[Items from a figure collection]

────

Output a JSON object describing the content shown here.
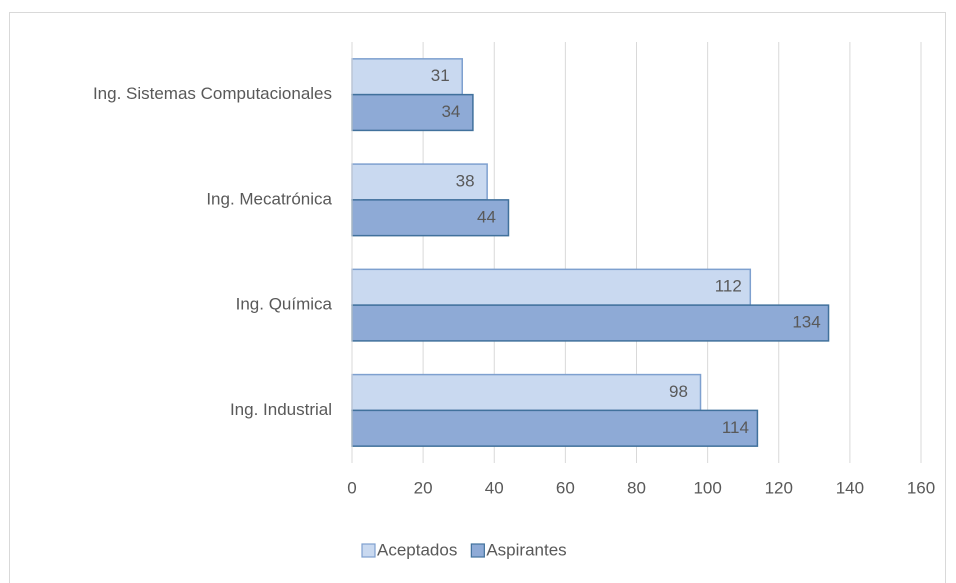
{
  "chart_data": {
    "type": "bar",
    "orientation": "horizontal",
    "categories": [
      "Ing. Sistemas Computacionales",
      "Ing. Mecatrónica",
      "Ing. Química",
      "Ing. Industrial"
    ],
    "series": [
      {
        "name": "Aceptados",
        "color": "#c9d9f0",
        "values": [
          31,
          38,
          112,
          98
        ]
      },
      {
        "name": "Aspirantes",
        "color": "#8eaad6",
        "values": [
          34,
          44,
          134,
          114
        ]
      }
    ],
    "xlim": [
      0,
      160
    ],
    "xticks": [
      0,
      20,
      40,
      60,
      80,
      100,
      120,
      140,
      160
    ],
    "grid": true,
    "legend": "bottom"
  }
}
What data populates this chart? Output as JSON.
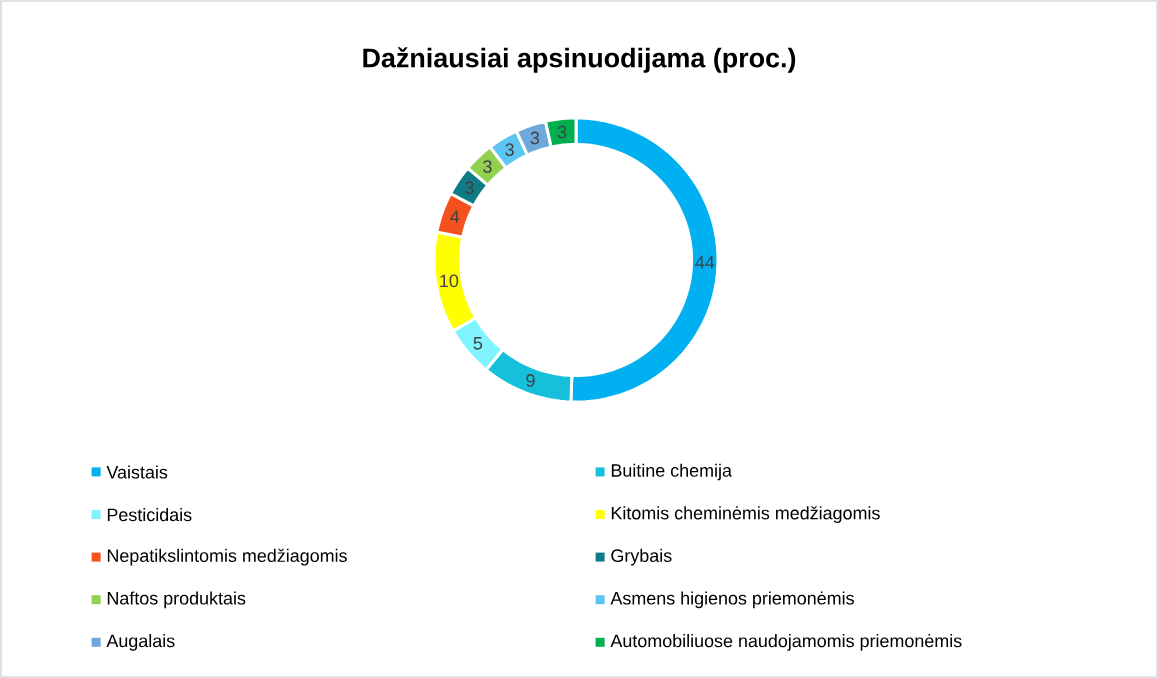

────

Transcribe the full listing above exactly as it stands, minus the pictures.

Output a JSON object describing the content shown here.
{
  "chart_data": {
    "type": "bar",
    "orientation": "horizontal",
    "categories": [
      "Ing. Sistemas Computacionales",
      "Ing. Mecatrónica",
      "Ing. Química",
      "Ing. Industrial"
    ],
    "series": [
      {
        "name": "Aceptados",
        "color": "#c9d9f0",
        "values": [
          31,
          38,
          112,
          98
        ]
      },
      {
        "name": "Aspirantes",
        "color": "#8eaad6",
        "values": [
          34,
          44,
          134,
          114
        ]
      }
    ],
    "xlim": [
      0,
      160
    ],
    "xticks": [
      0,
      20,
      40,
      60,
      80,
      100,
      120,
      140,
      160
    ],
    "grid": true,
    "legend": "bottom"
  }
}
What data populates this chart? Output as JSON.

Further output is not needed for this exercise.